— AIM OF THE TASK —
Find the lines that contain the word "emoji" and copy each one.

BEGIN RECORDS PROVIDED

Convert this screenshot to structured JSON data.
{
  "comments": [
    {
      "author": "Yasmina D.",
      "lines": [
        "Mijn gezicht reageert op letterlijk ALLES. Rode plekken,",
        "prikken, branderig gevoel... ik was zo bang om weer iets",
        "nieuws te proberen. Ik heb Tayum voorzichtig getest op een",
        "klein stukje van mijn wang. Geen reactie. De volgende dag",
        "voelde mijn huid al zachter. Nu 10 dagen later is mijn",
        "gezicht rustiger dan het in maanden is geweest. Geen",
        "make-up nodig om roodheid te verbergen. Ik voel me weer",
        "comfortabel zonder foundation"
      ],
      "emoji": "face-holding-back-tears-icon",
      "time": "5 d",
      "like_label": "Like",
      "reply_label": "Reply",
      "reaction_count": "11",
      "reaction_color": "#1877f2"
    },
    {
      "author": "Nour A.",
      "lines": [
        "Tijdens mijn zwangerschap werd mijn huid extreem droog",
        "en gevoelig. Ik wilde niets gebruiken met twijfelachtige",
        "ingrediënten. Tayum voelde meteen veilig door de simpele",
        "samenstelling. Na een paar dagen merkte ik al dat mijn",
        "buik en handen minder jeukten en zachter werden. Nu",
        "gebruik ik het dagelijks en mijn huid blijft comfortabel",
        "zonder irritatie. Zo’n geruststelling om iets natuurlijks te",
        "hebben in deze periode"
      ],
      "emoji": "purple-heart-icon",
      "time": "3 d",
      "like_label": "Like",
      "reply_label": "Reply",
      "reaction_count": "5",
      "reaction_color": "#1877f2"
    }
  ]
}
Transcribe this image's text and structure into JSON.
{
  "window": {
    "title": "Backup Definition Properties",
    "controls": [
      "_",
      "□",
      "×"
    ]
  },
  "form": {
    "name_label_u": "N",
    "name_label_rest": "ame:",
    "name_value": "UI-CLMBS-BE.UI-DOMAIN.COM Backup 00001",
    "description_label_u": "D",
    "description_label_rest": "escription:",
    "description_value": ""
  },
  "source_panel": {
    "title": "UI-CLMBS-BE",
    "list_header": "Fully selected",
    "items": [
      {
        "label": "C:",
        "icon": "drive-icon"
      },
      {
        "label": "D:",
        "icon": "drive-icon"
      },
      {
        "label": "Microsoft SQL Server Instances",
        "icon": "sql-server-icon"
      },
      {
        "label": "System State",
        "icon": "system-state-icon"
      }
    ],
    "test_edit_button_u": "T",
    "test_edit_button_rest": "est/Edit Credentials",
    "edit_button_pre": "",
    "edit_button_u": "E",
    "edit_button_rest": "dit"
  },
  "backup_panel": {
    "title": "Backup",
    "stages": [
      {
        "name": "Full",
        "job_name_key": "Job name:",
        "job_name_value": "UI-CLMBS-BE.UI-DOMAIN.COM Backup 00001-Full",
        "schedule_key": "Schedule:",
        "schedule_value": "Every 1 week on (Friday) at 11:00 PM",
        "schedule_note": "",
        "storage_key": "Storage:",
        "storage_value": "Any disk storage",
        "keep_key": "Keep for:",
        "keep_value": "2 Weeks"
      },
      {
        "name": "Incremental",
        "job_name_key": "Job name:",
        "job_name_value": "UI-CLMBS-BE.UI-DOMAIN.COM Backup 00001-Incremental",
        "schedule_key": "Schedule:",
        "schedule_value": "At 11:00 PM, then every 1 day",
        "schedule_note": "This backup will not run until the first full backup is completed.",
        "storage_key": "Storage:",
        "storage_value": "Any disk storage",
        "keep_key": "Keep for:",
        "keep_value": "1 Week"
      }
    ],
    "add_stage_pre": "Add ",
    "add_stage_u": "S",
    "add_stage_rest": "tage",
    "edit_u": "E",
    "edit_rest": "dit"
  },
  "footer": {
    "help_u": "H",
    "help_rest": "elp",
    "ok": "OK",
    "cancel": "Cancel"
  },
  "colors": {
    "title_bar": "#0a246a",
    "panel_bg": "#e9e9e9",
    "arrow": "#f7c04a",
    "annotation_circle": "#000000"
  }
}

END RECORDS PROVIDED

— ANSWER TO THIS PROBLEM —
      "emoji": "face-holding-back-tears-icon",
      "emoji": "purple-heart-icon",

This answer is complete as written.